**Data provided**.
++++++

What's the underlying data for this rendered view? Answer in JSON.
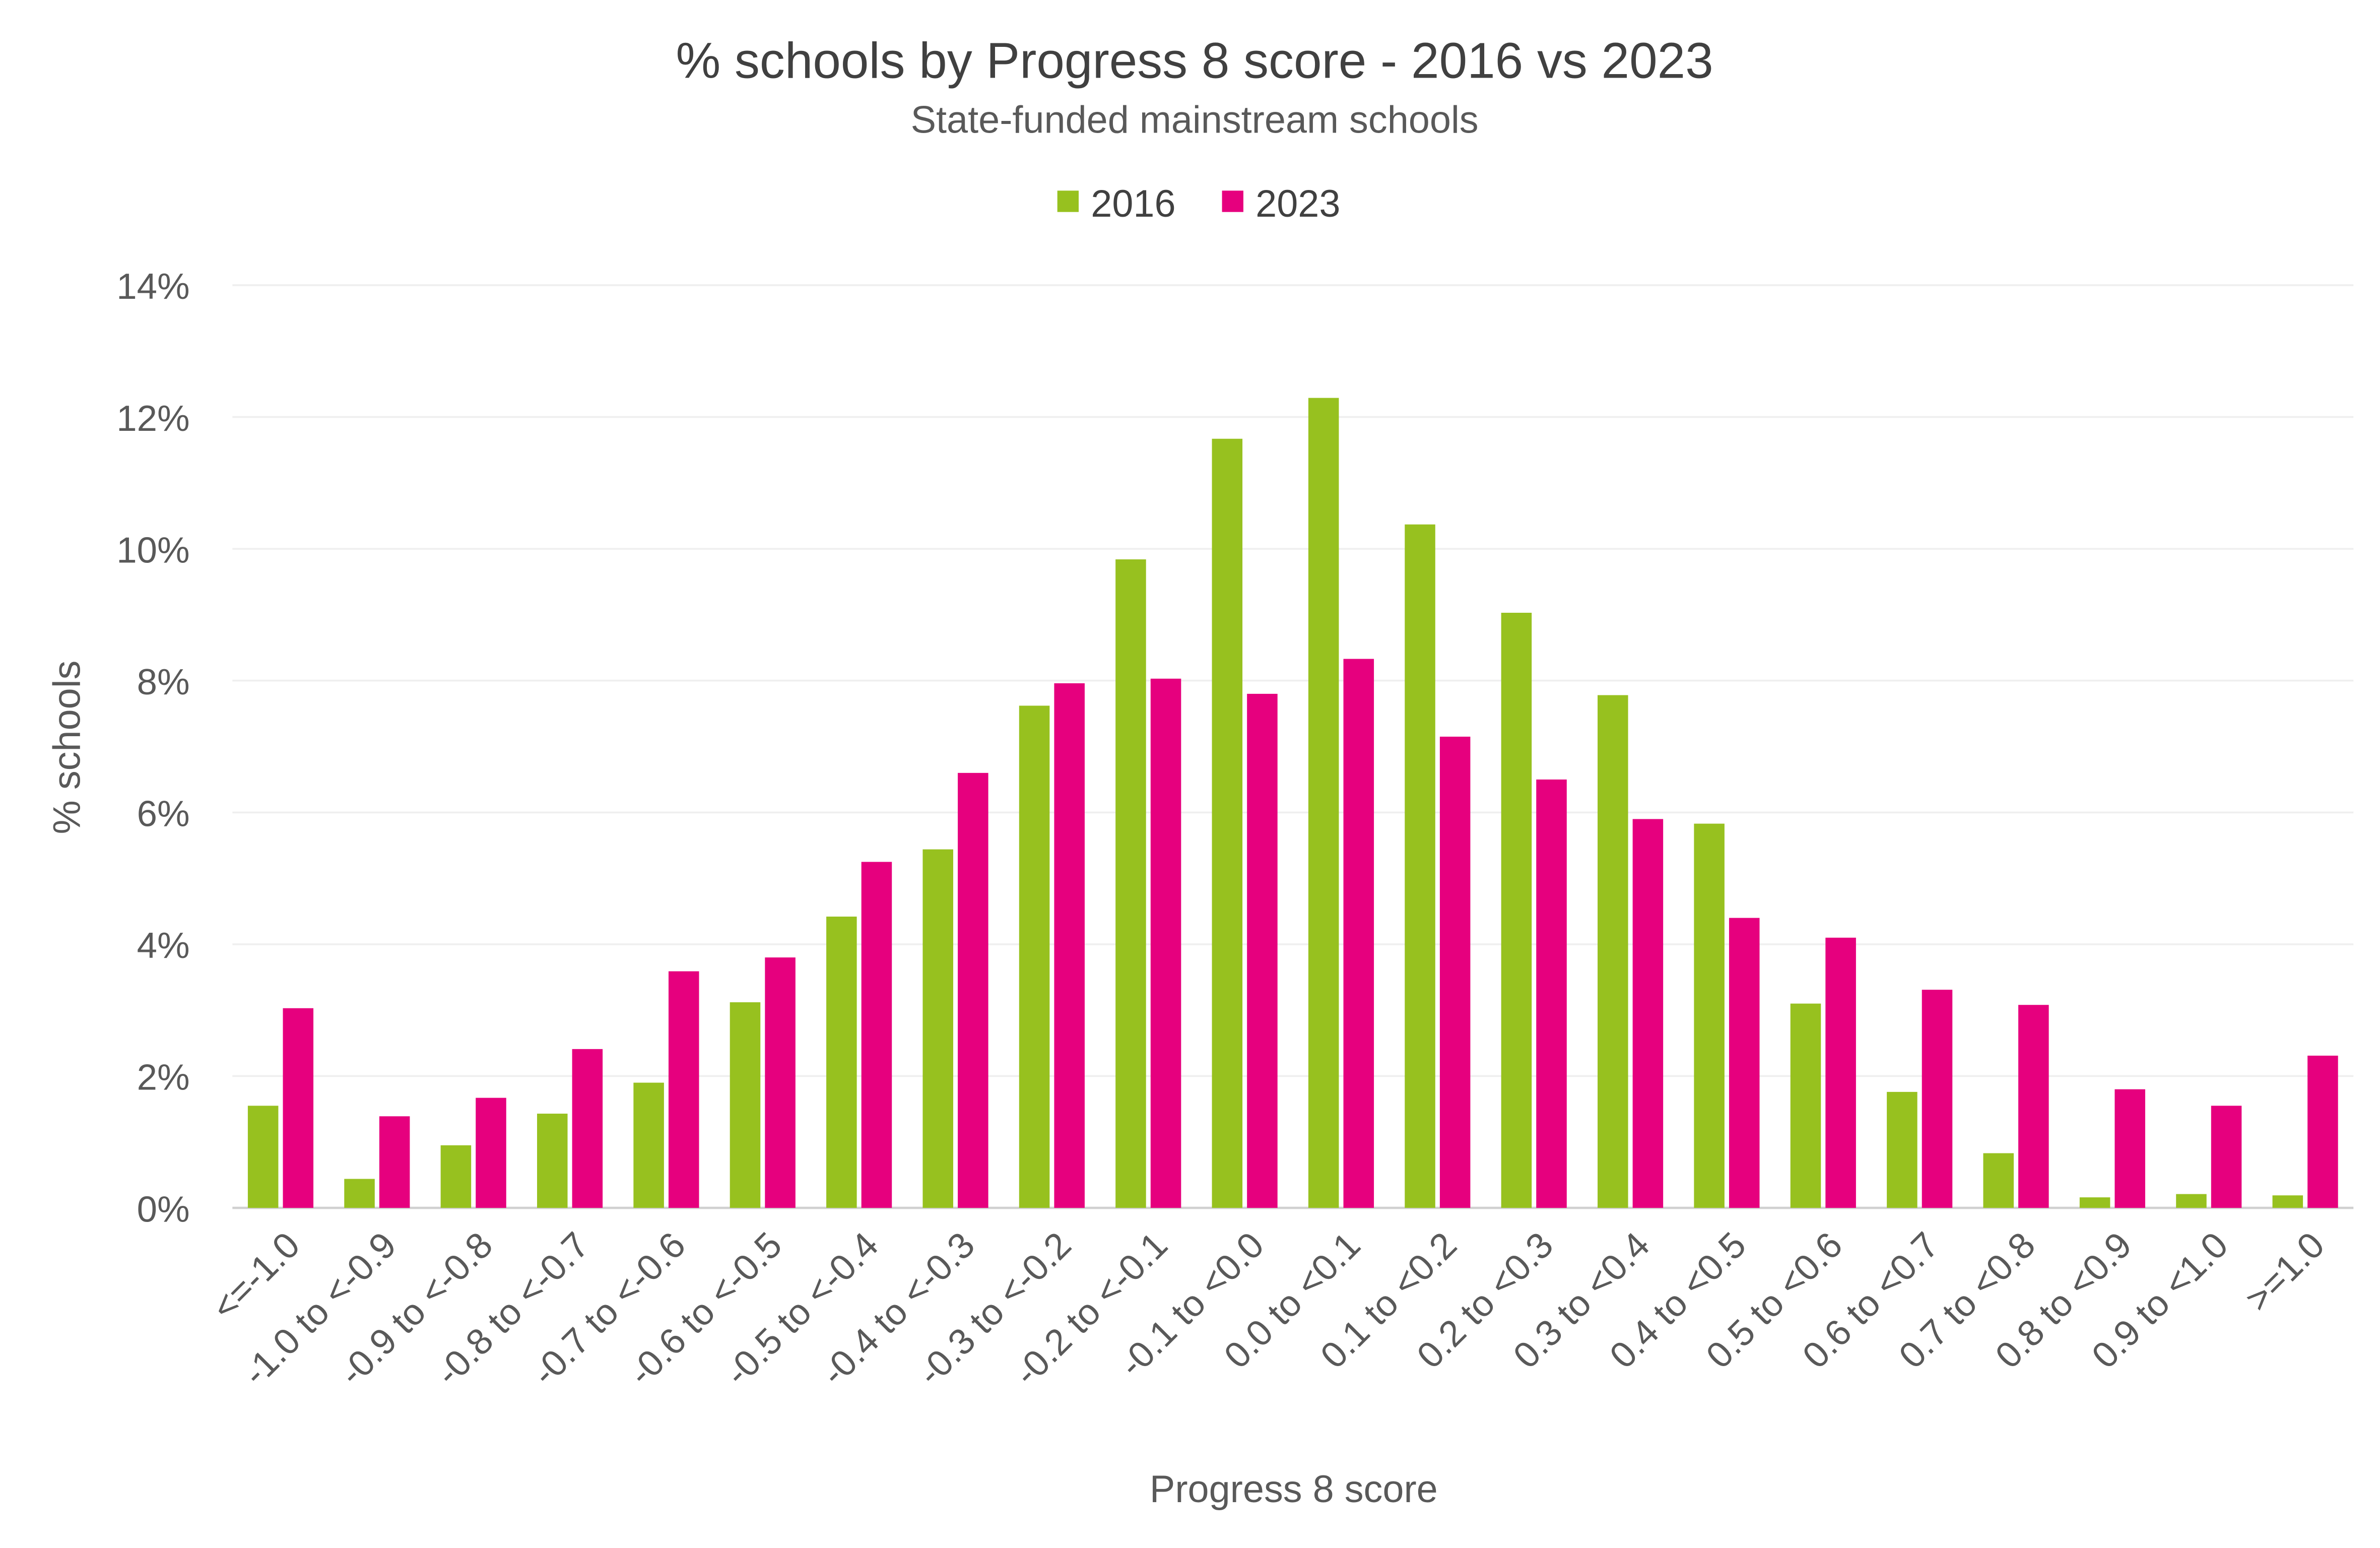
{
  "chart_data": {
    "type": "bar",
    "title": "% schools by Progress 8 score - 2016 vs 2023",
    "subtitle": "State-funded mainstream schools",
    "xlabel": "Progress 8 score",
    "ylabel": "% schools",
    "ylim": [
      0,
      14
    ],
    "yticks": [
      "0%",
      "2%",
      "4%",
      "6%",
      "8%",
      "10%",
      "12%",
      "14%"
    ],
    "grid": true,
    "legend_position": "top",
    "categories": [
      "<=-1.0",
      "-1.0 to <-0.9",
      "-0.9 to <-0.8",
      "-0.8 to <-0.7",
      "-0.7 to <-0.6",
      "-0.6 to <-0.5",
      "-0.5 to <-0.4",
      "-0.4 to <-0.3",
      "-0.3 to <-0.2",
      "-0.2 to <-0.1",
      "-0.1 to <0.0",
      "0.0 to <0.1",
      "0.1 to <0.2",
      "0.2 to <0.3",
      "0.3 to <0.4",
      "0.4 to <0.5",
      "0.5 to <0.6",
      "0.6 to <0.7",
      "0.7 to <0.8",
      "0.8 to <0.9",
      "0.9 to <1.0",
      ">=1.0"
    ],
    "series": [
      {
        "name": "2016",
        "color": "#97c11f",
        "values": [
          1.55,
          0.44,
          0.95,
          1.43,
          1.9,
          3.12,
          4.42,
          5.44,
          7.62,
          9.84,
          11.67,
          12.29,
          10.37,
          9.03,
          7.78,
          5.83,
          3.1,
          1.76,
          0.83,
          0.16,
          0.21,
          0.19
        ]
      },
      {
        "name": "2023",
        "color": "#e6007e",
        "values": [
          3.03,
          1.39,
          1.67,
          2.41,
          3.59,
          3.8,
          5.25,
          6.6,
          7.96,
          8.03,
          7.8,
          8.33,
          7.15,
          6.5,
          5.9,
          4.4,
          4.1,
          3.31,
          3.08,
          1.8,
          1.55,
          2.31
        ]
      }
    ]
  }
}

++++++

**What the task requires**.
Every line above should be returned word for word, with the pictures left behind.

**Result of the task**.
What's the underlying data for this rendered view? Answer in JSON.
{
  "chart_data": {
    "type": "bar",
    "title": "% schools by Progress 8 score - 2016 vs 2023",
    "subtitle": "State-funded mainstream schools",
    "xlabel": "Progress 8 score",
    "ylabel": "% schools",
    "ylim": [
      0,
      14
    ],
    "yticks": [
      "0%",
      "2%",
      "4%",
      "6%",
      "8%",
      "10%",
      "12%",
      "14%"
    ],
    "grid": true,
    "legend_position": "top",
    "categories": [
      "<=-1.0",
      "-1.0 to <-0.9",
      "-0.9 to <-0.8",
      "-0.8 to <-0.7",
      "-0.7 to <-0.6",
      "-0.6 to <-0.5",
      "-0.5 to <-0.4",
      "-0.4 to <-0.3",
      "-0.3 to <-0.2",
      "-0.2 to <-0.1",
      "-0.1 to <0.0",
      "0.0 to <0.1",
      "0.1 to <0.2",
      "0.2 to <0.3",
      "0.3 to <0.4",
      "0.4 to <0.5",
      "0.5 to <0.6",
      "0.6 to <0.7",
      "0.7 to <0.8",
      "0.8 to <0.9",
      "0.9 to <1.0",
      ">=1.0"
    ],
    "series": [
      {
        "name": "2016",
        "color": "#97c11f",
        "values": [
          1.55,
          0.44,
          0.95,
          1.43,
          1.9,
          3.12,
          4.42,
          5.44,
          7.62,
          9.84,
          11.67,
          12.29,
          10.37,
          9.03,
          7.78,
          5.83,
          3.1,
          1.76,
          0.83,
          0.16,
          0.21,
          0.19
        ]
      },
      {
        "name": "2023",
        "color": "#e6007e",
        "values": [
          3.03,
          1.39,
          1.67,
          2.41,
          3.59,
          3.8,
          5.25,
          6.6,
          7.96,
          8.03,
          7.8,
          8.33,
          7.15,
          6.5,
          5.9,
          4.4,
          4.1,
          3.31,
          3.08,
          1.8,
          1.55,
          2.31
        ]
      }
    ]
  }
}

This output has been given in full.